Data extracted from a collection

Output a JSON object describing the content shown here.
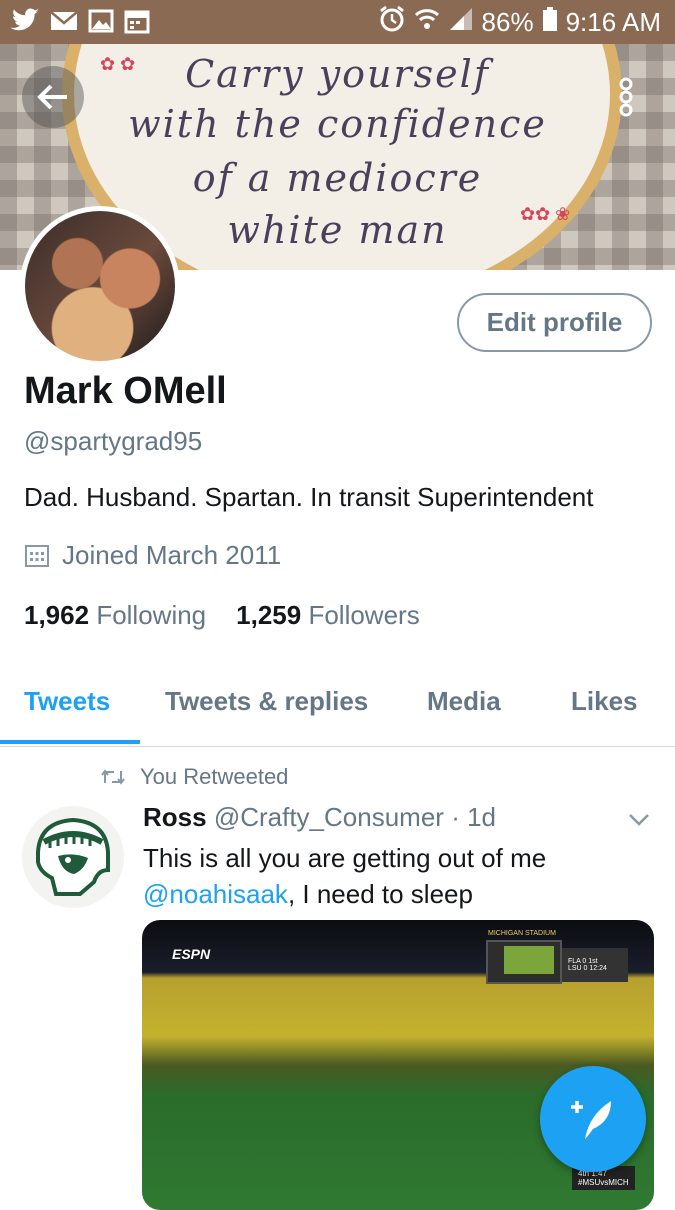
{
  "status_bar": {
    "battery": "86%",
    "time": "9:16 AM",
    "left_icons": [
      "twitter-icon",
      "mail-icon",
      "gallery-icon",
      "calendar-icon"
    ],
    "right_icons": [
      "alarm-icon",
      "wifi-icon",
      "signal-icon",
      "battery-icon"
    ]
  },
  "banner": {
    "lines": [
      "Carry yourself",
      "with the confidence",
      "of a mediocre",
      "white man"
    ]
  },
  "profile": {
    "name": "Mark OMell",
    "handle": "@spartygrad95",
    "bio": "Dad. Husband. Spartan. In transit Superintendent",
    "joined": "Joined March 2011",
    "following_count": "1,962",
    "following_label": "Following",
    "followers_count": "1,259",
    "followers_label": "Followers",
    "edit_button": "Edit profile"
  },
  "tabs": [
    {
      "label": "Tweets",
      "active": true
    },
    {
      "label": "Tweets & replies",
      "active": false
    },
    {
      "label": "Media",
      "active": false
    },
    {
      "label": "Likes",
      "active": false
    }
  ],
  "tweet": {
    "retweet_label": "You Retweeted",
    "author_name": "Ross",
    "author_handle": "@Crafty_Consumer",
    "separator": "·",
    "time": "1d",
    "text_part1": "This is all you are getting out of me",
    "mention": "@noahisaak",
    "text_part2": ", I need to sleep",
    "media": {
      "network": "ESPN",
      "stadium_sign": "MICHIGAN STADIUM",
      "score_rows": [
        "FLA 0 1st",
        "LSU 0 12:24"
      ],
      "corner_score_quarter": "4th 1:47",
      "corner_score_tag": "#MSUvsMICH"
    }
  },
  "colors": {
    "accent": "#1da1f2",
    "status_bar": "#8a6a52",
    "muted": "#657786"
  }
}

§ The request
Give back the whole listing as it stands, minus its pictures.

§ Solved exercise
Output a JSON object describing the content shown here.
{
  "status_bar": {
    "battery": "86%",
    "time": "9:16 AM",
    "left_icons": [
      "twitter-icon",
      "mail-icon",
      "gallery-icon",
      "calendar-icon"
    ],
    "right_icons": [
      "alarm-icon",
      "wifi-icon",
      "signal-icon",
      "battery-icon"
    ]
  },
  "banner": {
    "lines": [
      "Carry yourself",
      "with the confidence",
      "of a mediocre",
      "white man"
    ]
  },
  "profile": {
    "name": "Mark OMell",
    "handle": "@spartygrad95",
    "bio": "Dad. Husband. Spartan. In transit Superintendent",
    "joined": "Joined March 2011",
    "following_count": "1,962",
    "following_label": "Following",
    "followers_count": "1,259",
    "followers_label": "Followers",
    "edit_button": "Edit profile"
  },
  "tabs": [
    {
      "label": "Tweets",
      "active": true
    },
    {
      "label": "Tweets & replies",
      "active": false
    },
    {
      "label": "Media",
      "active": false
    },
    {
      "label": "Likes",
      "active": false
    }
  ],
  "tweet": {
    "retweet_label": "You Retweeted",
    "author_name": "Ross",
    "author_handle": "@Crafty_Consumer",
    "separator": "·",
    "time": "1d",
    "text_part1": "This is all you are getting out of me",
    "mention": "@noahisaak",
    "text_part2": ", I need to sleep",
    "media": {
      "network": "ESPN",
      "stadium_sign": "MICHIGAN STADIUM",
      "score_rows": [
        "FLA 0 1st",
        "LSU 0 12:24"
      ],
      "corner_score_quarter": "4th 1:47",
      "corner_score_tag": "#MSUvsMICH"
    }
  },
  "colors": {
    "accent": "#1da1f2",
    "status_bar": "#8a6a52",
    "muted": "#657786"
  }
}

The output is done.